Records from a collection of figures
------

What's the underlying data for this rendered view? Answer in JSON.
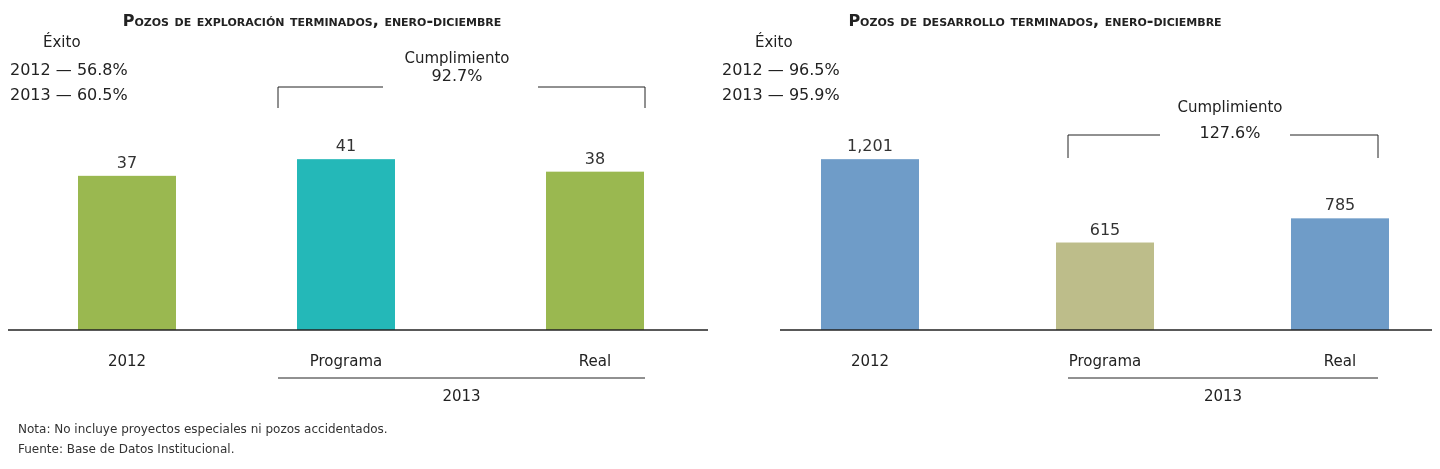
{
  "chart_data": [
    {
      "type": "bar",
      "title": "Pozos de exploración terminados, enero-diciembre",
      "categories": [
        "2012",
        "Programa",
        "Real"
      ],
      "values": [
        37,
        41,
        38
      ],
      "colors": [
        "#9ab850",
        "#24b8b8",
        "#9ab850"
      ],
      "data_labels": true,
      "annotations": [
        "Éxito",
        "2012 — 56.8%",
        "2013 — 60.5%",
        "Cumplimiento",
        "92.7%",
        "2013",
        "Nota: No incluye proyectos especiales  ni pozos accidentados.",
        "Fuente: Base de Datos Institucional."
      ]
    },
    {
      "type": "bar",
      "title": "Pozos de desarrollo terminados, enero-diciembre",
      "categories": [
        "2012",
        "Programa",
        "Real"
      ],
      "values": [
        1201,
        615,
        785
      ],
      "colors": [
        "#6f9cc8",
        "#bdbd8a",
        "#6f9cc8"
      ],
      "value_labels": [
        "1,201",
        "615",
        "785"
      ],
      "annotations": [
        "Éxito",
        "2012 — 96.5%",
        "2013 — 95.9%",
        "Cumplimiento",
        "127.6%",
        "2013"
      ]
    }
  ]
}
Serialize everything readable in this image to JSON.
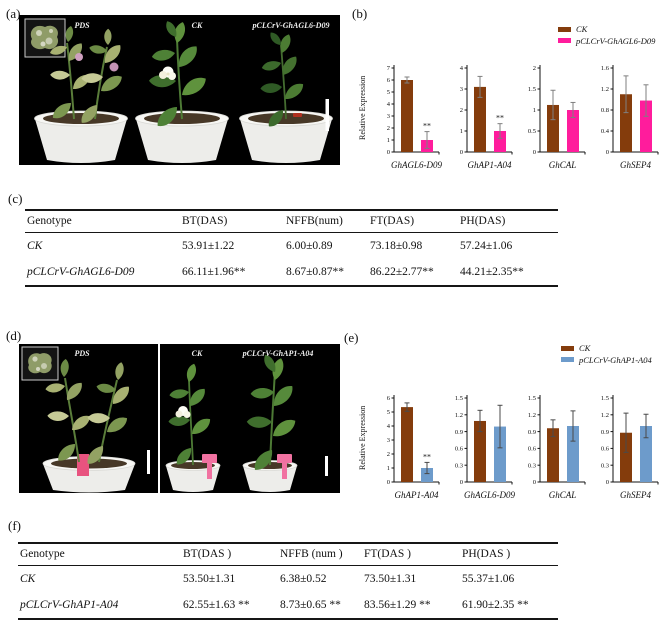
{
  "figure": {
    "panels": {
      "a": {
        "label": "(a)",
        "photo_labels": [
          "PDS",
          "CK",
          "pCLCrV-GhAGL6-D09"
        ]
      },
      "b": {
        "label": "(b)"
      },
      "c": {
        "label": "(c)"
      },
      "d": {
        "label": "(d)",
        "photo_labels": [
          "PDS",
          "CK",
          "pCLCrV-GhAP1-A04"
        ]
      },
      "e": {
        "label": "(e)"
      },
      "f": {
        "label": "(f)"
      }
    }
  },
  "chart_data": [
    {
      "panel": "b",
      "type": "bar",
      "ylabel": "Relative Expression",
      "legend": [
        "CK",
        "pCLCrV-GhAGL6-D09"
      ],
      "colors": [
        "#843C0C",
        "#FF1C9C"
      ],
      "error_color": "#7f7f7f",
      "legend_position": "top-right",
      "charts": [
        {
          "gene": "GhAGL6-D09",
          "ylim": [
            0,
            7
          ],
          "ystep": 1,
          "values": [
            6.0,
            1.0
          ],
          "errors": [
            0.25,
            0.7
          ],
          "sig": [
            "",
            "**"
          ]
        },
        {
          "gene": "GhAP1-A04",
          "ylim": [
            0,
            4
          ],
          "ystep": 1,
          "values": [
            3.1,
            1.0
          ],
          "errors": [
            0.5,
            0.35
          ],
          "sig": [
            "",
            "**"
          ]
        },
        {
          "gene": "GhCAL",
          "ylim": [
            0,
            2
          ],
          "ystep": 0.5,
          "values": [
            1.12,
            1.0
          ],
          "errors": [
            0.35,
            0.18
          ],
          "sig": [
            "",
            ""
          ]
        },
        {
          "gene": "GhSEP4",
          "ylim": [
            0,
            1.6
          ],
          "ystep": 0.4,
          "values": [
            1.1,
            0.98
          ],
          "errors": [
            0.35,
            0.3
          ],
          "sig": [
            "",
            ""
          ]
        }
      ]
    },
    {
      "panel": "e",
      "type": "bar",
      "ylabel": "Relative Expression",
      "legend": [
        "CK",
        "pCLCrV-GhAP1-A04"
      ],
      "colors": [
        "#843C0C",
        "#6D9BCB"
      ],
      "error_color": "#4a4a4a",
      "legend_position": "top-right",
      "charts": [
        {
          "gene": "GhAP1-A04",
          "ylim": [
            0,
            6
          ],
          "ystep": 1,
          "values": [
            5.35,
            1.0
          ],
          "errors": [
            0.3,
            0.4
          ],
          "sig": [
            "",
            "**"
          ]
        },
        {
          "gene": "GhAGL6-D09",
          "ylim": [
            0,
            1.5
          ],
          "ystep": 0.3,
          "values": [
            1.09,
            0.99
          ],
          "errors": [
            0.19,
            0.38
          ],
          "sig": [
            "",
            ""
          ]
        },
        {
          "gene": "GhCAL",
          "ylim": [
            0,
            1.5
          ],
          "ystep": 0.3,
          "values": [
            0.96,
            1.0
          ],
          "errors": [
            0.15,
            0.27
          ],
          "sig": [
            "",
            ""
          ]
        },
        {
          "gene": "GhSEP4",
          "ylim": [
            0,
            1.5
          ],
          "ystep": 0.3,
          "values": [
            0.88,
            1.0
          ],
          "errors": [
            0.35,
            0.21
          ],
          "sig": [
            "",
            ""
          ]
        }
      ]
    }
  ],
  "tables": {
    "c": {
      "headers": [
        "Genotype",
        "BT(DAS)",
        "NFFB(num)",
        "FT(DAS)",
        "PH(DAS)"
      ],
      "rows": [
        [
          "CK",
          "53.91±1.22",
          "6.00±0.89",
          "73.18±0.98",
          "57.24±1.06"
        ],
        [
          "pCLCrV-GhAGL6-D09",
          "66.11±1.96**",
          "8.67±0.87**",
          "86.22±2.77**",
          "44.21±2.35**"
        ]
      ]
    },
    "f": {
      "headers": [
        "Genotype",
        "BT(DAS )",
        "NFFB (num )",
        "FT(DAS )",
        "PH(DAS )"
      ],
      "rows": [
        [
          "CK",
          "53.50±1.31",
          "6.38±0.52",
          "73.50±1.31",
          "55.37±1.06"
        ],
        [
          "pCLCrV-GhAP1-A04",
          "62.55±1.63 **",
          "8.73±0.65 **",
          "83.56±1.29 **",
          "61.90±2.35 **"
        ]
      ]
    }
  }
}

------

■ Challenge:
Repeat the listing above exactly, with no pictures.

■ In response:
What's the underlying data for this rendered view? Answer in JSON.
{
  "chart_data": [
    {
      "type": "bar",
      "title": "Pozos de exploración terminados, enero-diciembre",
      "categories": [
        "2012",
        "Programa",
        "Real"
      ],
      "values": [
        37,
        41,
        38
      ],
      "colors": [
        "#9ab850",
        "#24b8b8",
        "#9ab850"
      ],
      "data_labels": true,
      "annotations": [
        "Éxito",
        "2012 — 56.8%",
        "2013 — 60.5%",
        "Cumplimiento",
        "92.7%",
        "2013",
        "Nota: No incluye proyectos especiales  ni pozos accidentados.",
        "Fuente: Base de Datos Institucional."
      ]
    },
    {
      "type": "bar",
      "title": "Pozos de desarrollo terminados, enero-diciembre",
      "categories": [
        "2012",
        "Programa",
        "Real"
      ],
      "values": [
        1201,
        615,
        785
      ],
      "colors": [
        "#6f9cc8",
        "#bdbd8a",
        "#6f9cc8"
      ],
      "value_labels": [
        "1,201",
        "615",
        "785"
      ],
      "annotations": [
        "Éxito",
        "2012 — 96.5%",
        "2013 — 95.9%",
        "Cumplimiento",
        "127.6%",
        "2013"
      ]
    }
  ]
}
Serialize everything readable in this image to JSON.
{
  "figure": {
    "panels": {
      "a": {
        "label": "(a)",
        "photo_labels": [
          "PDS",
          "CK",
          "pCLCrV-GhAGL6-D09"
        ]
      },
      "b": {
        "label": "(b)"
      },
      "c": {
        "label": "(c)"
      },
      "d": {
        "label": "(d)",
        "photo_labels": [
          "PDS",
          "CK",
          "pCLCrV-GhAP1-A04"
        ]
      },
      "e": {
        "label": "(e)"
      },
      "f": {
        "label": "(f)"
      }
    }
  },
  "chart_data": [
    {
      "panel": "b",
      "type": "bar",
      "ylabel": "Relative Expression",
      "legend": [
        "CK",
        "pCLCrV-GhAGL6-D09"
      ],
      "colors": [
        "#843C0C",
        "#FF1C9C"
      ],
      "error_color": "#7f7f7f",
      "legend_position": "top-right",
      "charts": [
        {
          "gene": "GhAGL6-D09",
          "ylim": [
            0,
            7
          ],
          "ystep": 1,
          "values": [
            6.0,
            1.0
          ],
          "errors": [
            0.25,
            0.7
          ],
          "sig": [
            "",
            "**"
          ]
        },
        {
          "gene": "GhAP1-A04",
          "ylim": [
            0,
            4
          ],
          "ystep": 1,
          "values": [
            3.1,
            1.0
          ],
          "errors": [
            0.5,
            0.35
          ],
          "sig": [
            "",
            "**"
          ]
        },
        {
          "gene": "GhCAL",
          "ylim": [
            0,
            2
          ],
          "ystep": 0.5,
          "values": [
            1.12,
            1.0
          ],
          "errors": [
            0.35,
            0.18
          ],
          "sig": [
            "",
            ""
          ]
        },
        {
          "gene": "GhSEP4",
          "ylim": [
            0,
            1.6
          ],
          "ystep": 0.4,
          "values": [
            1.1,
            0.98
          ],
          "errors": [
            0.35,
            0.3
          ],
          "sig": [
            "",
            ""
          ]
        }
      ]
    },
    {
      "panel": "e",
      "type": "bar",
      "ylabel": "Relative Expression",
      "legend": [
        "CK",
        "pCLCrV-GhAP1-A04"
      ],
      "colors": [
        "#843C0C",
        "#6D9BCB"
      ],
      "error_color": "#4a4a4a",
      "legend_position": "top-right",
      "charts": [
        {
          "gene": "GhAP1-A04",
          "ylim": [
            0,
            6
          ],
          "ystep": 1,
          "values": [
            5.35,
            1.0
          ],
          "errors": [
            0.3,
            0.4
          ],
          "sig": [
            "",
            "**"
          ]
        },
        {
          "gene": "GhAGL6-D09",
          "ylim": [
            0,
            1.5
          ],
          "ystep": 0.3,
          "values": [
            1.09,
            0.99
          ],
          "errors": [
            0.19,
            0.38
          ],
          "sig": [
            "",
            ""
          ]
        },
        {
          "gene": "GhCAL",
          "ylim": [
            0,
            1.5
          ],
          "ystep": 0.3,
          "values": [
            0.96,
            1.0
          ],
          "errors": [
            0.15,
            0.27
          ],
          "sig": [
            "",
            ""
          ]
        },
        {
          "gene": "GhSEP4",
          "ylim": [
            0,
            1.5
          ],
          "ystep": 0.3,
          "values": [
            0.88,
            1.0
          ],
          "errors": [
            0.35,
            0.21
          ],
          "sig": [
            "",
            ""
          ]
        }
      ]
    }
  ],
  "tables": {
    "c": {
      "headers": [
        "Genotype",
        "BT(DAS)",
        "NFFB(num)",
        "FT(DAS)",
        "PH(DAS)"
      ],
      "rows": [
        [
          "CK",
          "53.91±1.22",
          "6.00±0.89",
          "73.18±0.98",
          "57.24±1.06"
        ],
        [
          "pCLCrV-GhAGL6-D09",
          "66.11±1.96**",
          "8.67±0.87**",
          "86.22±2.77**",
          "44.21±2.35**"
        ]
      ]
    },
    "f": {
      "headers": [
        "Genotype",
        "BT(DAS )",
        "NFFB (num )",
        "FT(DAS )",
        "PH(DAS )"
      ],
      "rows": [
        [
          "CK",
          "53.50±1.31",
          "6.38±0.52",
          "73.50±1.31",
          "55.37±1.06"
        ],
        [
          "pCLCrV-GhAP1-A04",
          "62.55±1.63 **",
          "8.73±0.65 **",
          "83.56±1.29 **",
          "61.90±2.35 **"
        ]
      ]
    }
  }
}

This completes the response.